§ Exercise instructions:
Look below. Copy each line that has "HowTo" in it.

§ Source records:
________________

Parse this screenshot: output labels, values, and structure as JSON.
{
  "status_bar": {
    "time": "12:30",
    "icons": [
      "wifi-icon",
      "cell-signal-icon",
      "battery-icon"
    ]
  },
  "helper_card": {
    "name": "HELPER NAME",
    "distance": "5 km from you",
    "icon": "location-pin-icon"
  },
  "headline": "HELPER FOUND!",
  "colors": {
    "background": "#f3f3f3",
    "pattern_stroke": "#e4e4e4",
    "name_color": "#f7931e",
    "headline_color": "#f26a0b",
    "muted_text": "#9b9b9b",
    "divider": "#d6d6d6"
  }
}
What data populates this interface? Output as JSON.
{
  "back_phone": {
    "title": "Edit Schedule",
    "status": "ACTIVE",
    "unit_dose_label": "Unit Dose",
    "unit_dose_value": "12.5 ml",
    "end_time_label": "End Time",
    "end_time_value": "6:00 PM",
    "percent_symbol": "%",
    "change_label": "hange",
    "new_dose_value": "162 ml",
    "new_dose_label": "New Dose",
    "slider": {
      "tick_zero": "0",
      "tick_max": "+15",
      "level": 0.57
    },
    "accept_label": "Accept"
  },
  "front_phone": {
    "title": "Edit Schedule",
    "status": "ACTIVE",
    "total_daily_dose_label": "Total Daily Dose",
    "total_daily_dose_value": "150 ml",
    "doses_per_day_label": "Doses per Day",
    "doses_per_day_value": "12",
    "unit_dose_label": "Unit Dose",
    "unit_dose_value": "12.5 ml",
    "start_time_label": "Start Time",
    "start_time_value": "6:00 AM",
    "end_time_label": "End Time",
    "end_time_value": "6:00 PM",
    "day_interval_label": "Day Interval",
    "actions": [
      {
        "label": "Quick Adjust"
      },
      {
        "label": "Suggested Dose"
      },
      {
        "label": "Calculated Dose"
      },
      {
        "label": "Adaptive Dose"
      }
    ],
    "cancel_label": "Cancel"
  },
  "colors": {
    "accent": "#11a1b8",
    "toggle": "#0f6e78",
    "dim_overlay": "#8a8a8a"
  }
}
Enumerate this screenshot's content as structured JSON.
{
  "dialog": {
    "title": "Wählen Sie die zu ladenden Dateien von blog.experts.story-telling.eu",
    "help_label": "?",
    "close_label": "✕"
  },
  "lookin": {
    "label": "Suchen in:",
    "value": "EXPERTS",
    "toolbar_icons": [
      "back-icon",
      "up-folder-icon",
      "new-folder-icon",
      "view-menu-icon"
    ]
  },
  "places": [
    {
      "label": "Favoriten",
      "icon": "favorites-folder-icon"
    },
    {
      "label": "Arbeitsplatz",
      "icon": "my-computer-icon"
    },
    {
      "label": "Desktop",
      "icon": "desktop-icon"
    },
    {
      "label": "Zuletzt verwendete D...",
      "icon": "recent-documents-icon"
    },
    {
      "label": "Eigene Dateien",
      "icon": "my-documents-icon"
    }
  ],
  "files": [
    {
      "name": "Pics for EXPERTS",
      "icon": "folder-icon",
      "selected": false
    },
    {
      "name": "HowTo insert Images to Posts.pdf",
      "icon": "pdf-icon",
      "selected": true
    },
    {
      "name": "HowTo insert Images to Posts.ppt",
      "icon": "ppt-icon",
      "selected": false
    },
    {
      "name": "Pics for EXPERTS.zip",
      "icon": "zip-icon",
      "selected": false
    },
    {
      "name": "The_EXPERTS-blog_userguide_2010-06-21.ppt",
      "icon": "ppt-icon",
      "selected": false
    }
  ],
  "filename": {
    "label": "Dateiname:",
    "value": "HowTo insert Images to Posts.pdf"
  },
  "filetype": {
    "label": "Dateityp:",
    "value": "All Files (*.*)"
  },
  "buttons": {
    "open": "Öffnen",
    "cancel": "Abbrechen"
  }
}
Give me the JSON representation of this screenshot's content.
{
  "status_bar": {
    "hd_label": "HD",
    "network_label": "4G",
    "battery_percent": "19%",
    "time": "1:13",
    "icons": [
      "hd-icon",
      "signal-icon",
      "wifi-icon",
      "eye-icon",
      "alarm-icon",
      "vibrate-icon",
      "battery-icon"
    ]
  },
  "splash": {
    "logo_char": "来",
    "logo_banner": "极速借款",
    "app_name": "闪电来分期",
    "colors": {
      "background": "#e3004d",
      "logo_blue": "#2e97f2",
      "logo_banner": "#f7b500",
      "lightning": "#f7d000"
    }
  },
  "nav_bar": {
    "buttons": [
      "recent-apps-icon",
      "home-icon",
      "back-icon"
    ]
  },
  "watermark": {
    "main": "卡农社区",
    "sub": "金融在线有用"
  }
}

________________

§ Response:
      "name": "HowTo insert Images to Posts.pdf",
      "name": "HowTo insert Images to Posts.ppt",
    "value": "HowTo insert Images to Posts.pdf"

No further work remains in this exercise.